PROBLEM DESCRIPTION: Using the data below, repeat all of it precisely.

(Figure record listings)
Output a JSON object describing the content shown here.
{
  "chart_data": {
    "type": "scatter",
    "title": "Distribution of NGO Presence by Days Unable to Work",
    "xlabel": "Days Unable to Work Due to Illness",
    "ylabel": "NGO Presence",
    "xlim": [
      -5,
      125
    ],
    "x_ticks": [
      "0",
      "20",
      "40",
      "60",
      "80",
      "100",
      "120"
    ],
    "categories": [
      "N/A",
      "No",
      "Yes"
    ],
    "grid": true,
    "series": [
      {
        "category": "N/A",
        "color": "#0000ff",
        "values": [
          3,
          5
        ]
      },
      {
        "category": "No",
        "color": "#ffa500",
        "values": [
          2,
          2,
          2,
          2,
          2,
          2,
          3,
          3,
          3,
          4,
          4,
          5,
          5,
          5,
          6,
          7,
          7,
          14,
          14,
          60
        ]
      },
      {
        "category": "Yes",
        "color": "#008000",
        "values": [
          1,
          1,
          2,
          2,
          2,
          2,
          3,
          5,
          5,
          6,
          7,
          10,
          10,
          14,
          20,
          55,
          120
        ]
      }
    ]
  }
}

REPLY:
Output a JSON object describing the content shown here.
{
  "chart_data": {
    "type": "scatter",
    "title": "Distribution of NGO Presence by Days Unable to Work",
    "xlabel": "Days Unable to Work Due to Illness",
    "ylabel": "NGO Presence",
    "xlim": [
      -5,
      125
    ],
    "x_ticks": [
      "0",
      "20",
      "40",
      "60",
      "80",
      "100",
      "120"
    ],
    "categories": [
      "N/A",
      "No",
      "Yes"
    ],
    "grid": true,
    "series": [
      {
        "category": "N/A",
        "color": "#0000ff",
        "values": [
          3,
          5
        ]
      },
      {
        "category": "No",
        "color": "#ffa500",
        "values": [
          2,
          2,
          2,
          2,
          2,
          2,
          3,
          3,
          3,
          4,
          4,
          5,
          5,
          5,
          6,
          7,
          7,
          14,
          14,
          60
        ]
      },
      {
        "category": "Yes",
        "color": "#008000",
        "values": [
          1,
          1,
          2,
          2,
          2,
          2,
          3,
          5,
          5,
          6,
          7,
          10,
          10,
          14,
          20,
          55,
          120
        ]
      }
    ]
  }
}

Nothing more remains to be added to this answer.